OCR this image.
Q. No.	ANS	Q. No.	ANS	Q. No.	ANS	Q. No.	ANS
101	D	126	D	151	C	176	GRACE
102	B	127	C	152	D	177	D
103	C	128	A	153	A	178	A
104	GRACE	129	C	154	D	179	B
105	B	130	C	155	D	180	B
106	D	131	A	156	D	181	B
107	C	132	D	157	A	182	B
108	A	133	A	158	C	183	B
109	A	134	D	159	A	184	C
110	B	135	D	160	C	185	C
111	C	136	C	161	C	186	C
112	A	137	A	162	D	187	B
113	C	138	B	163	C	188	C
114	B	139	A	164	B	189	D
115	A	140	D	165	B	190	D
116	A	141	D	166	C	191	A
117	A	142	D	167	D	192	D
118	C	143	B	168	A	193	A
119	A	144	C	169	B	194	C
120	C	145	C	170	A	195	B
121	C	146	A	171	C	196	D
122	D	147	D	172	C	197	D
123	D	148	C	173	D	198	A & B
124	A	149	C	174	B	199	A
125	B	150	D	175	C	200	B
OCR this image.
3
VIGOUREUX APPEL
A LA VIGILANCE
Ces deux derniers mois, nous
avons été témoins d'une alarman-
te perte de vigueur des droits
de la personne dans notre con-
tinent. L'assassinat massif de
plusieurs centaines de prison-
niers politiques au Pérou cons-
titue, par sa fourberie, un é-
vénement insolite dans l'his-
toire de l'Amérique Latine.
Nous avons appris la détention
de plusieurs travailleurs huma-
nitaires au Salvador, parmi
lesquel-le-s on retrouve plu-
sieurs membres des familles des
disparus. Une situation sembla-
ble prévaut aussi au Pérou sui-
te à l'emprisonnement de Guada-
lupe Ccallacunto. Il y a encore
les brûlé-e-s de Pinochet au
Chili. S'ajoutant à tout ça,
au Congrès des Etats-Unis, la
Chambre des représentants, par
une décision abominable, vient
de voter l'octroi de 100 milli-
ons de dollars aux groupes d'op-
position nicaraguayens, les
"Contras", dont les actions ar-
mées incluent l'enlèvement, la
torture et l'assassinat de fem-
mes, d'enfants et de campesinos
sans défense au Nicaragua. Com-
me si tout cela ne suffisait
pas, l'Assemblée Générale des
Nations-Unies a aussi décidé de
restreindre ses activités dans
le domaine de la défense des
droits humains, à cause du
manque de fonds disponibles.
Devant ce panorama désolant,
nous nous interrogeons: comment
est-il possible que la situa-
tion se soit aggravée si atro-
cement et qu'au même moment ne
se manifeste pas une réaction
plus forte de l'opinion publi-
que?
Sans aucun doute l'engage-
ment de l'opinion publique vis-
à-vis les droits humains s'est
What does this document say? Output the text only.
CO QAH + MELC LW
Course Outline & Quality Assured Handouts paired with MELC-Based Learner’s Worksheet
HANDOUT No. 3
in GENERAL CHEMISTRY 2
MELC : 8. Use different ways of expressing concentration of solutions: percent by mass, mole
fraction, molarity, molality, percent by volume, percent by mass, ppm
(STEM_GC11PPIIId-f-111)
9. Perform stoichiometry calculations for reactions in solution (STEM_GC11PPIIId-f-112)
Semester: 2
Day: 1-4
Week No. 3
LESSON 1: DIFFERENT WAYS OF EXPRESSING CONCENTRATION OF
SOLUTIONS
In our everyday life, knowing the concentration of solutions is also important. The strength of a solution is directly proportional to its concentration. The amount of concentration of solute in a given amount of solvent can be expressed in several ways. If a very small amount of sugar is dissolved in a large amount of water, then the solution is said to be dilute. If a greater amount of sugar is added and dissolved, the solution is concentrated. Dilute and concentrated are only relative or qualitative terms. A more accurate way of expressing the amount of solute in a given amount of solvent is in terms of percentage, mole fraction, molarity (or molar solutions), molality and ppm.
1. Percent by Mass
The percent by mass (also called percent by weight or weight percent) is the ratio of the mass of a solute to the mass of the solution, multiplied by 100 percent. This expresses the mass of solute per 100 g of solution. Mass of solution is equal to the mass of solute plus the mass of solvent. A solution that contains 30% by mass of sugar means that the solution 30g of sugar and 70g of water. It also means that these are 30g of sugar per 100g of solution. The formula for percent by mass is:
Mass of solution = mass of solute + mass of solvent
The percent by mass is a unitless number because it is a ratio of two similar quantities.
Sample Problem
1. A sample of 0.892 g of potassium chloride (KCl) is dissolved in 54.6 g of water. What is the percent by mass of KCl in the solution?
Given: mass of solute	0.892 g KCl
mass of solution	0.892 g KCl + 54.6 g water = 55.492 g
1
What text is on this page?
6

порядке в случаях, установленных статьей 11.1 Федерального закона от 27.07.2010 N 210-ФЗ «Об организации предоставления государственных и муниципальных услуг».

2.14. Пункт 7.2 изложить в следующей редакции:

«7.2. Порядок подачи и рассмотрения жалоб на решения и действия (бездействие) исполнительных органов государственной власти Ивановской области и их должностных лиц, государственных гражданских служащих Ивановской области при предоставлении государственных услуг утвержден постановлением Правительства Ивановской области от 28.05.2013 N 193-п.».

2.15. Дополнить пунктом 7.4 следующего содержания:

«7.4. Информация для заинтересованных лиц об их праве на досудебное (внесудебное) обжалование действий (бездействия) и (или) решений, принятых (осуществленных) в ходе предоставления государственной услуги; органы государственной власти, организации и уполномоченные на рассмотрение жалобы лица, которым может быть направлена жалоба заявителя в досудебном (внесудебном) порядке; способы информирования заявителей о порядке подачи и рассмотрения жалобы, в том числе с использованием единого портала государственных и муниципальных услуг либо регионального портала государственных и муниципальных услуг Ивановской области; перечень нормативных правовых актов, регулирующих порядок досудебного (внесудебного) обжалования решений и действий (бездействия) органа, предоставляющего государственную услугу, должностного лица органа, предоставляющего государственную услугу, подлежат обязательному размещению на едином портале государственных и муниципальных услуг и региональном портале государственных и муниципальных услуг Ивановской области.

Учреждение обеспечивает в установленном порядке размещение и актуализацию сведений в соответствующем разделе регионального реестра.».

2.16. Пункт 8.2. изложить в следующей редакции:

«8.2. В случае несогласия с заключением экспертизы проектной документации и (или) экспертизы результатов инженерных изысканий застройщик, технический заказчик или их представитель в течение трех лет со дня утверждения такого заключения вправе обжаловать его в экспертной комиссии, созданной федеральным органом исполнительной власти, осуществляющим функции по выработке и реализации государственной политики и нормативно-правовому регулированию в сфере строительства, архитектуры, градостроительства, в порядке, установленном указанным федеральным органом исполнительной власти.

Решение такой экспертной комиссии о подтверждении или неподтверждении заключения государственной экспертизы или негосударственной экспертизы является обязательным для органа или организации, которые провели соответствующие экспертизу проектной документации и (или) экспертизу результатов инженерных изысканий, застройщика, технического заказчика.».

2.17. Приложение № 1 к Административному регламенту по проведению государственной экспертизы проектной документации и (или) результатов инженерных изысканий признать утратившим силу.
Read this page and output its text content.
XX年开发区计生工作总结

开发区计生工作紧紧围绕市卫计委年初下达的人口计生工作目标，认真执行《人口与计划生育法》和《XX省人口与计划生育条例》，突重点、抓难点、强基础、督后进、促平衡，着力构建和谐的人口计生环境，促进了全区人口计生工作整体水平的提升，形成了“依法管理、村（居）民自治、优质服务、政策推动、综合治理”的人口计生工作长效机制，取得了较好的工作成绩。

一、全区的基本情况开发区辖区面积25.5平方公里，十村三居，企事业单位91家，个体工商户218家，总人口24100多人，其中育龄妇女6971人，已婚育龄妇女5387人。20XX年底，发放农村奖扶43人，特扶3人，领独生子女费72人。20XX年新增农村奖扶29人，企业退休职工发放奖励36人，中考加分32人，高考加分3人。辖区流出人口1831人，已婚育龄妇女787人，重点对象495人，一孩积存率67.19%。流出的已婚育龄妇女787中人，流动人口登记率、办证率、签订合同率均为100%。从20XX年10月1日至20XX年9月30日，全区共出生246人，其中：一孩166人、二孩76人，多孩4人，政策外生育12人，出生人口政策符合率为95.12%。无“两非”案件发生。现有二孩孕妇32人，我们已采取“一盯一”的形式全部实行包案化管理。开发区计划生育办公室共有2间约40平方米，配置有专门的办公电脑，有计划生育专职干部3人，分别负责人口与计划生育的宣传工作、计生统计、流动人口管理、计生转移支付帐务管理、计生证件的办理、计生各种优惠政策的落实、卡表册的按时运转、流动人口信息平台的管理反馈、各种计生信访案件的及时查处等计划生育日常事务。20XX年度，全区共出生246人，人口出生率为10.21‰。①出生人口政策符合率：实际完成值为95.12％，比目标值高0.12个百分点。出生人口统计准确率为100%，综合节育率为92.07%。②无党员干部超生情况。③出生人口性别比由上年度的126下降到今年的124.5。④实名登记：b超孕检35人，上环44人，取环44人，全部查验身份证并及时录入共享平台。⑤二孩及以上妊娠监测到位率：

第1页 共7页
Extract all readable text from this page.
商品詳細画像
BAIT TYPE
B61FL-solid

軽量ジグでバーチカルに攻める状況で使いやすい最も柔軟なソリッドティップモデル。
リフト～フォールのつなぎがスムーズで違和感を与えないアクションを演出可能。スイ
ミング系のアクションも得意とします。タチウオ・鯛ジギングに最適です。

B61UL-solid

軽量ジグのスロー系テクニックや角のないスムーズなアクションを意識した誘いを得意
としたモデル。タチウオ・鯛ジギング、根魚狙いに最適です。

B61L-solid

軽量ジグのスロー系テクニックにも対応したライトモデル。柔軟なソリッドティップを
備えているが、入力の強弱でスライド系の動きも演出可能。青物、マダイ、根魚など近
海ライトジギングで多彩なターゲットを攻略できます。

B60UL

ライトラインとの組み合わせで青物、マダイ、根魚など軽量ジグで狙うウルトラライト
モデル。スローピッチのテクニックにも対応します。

▬▬▬

**Given exercise**
State the number of lines that contain the string "dans", with no other words.

**Task response**
3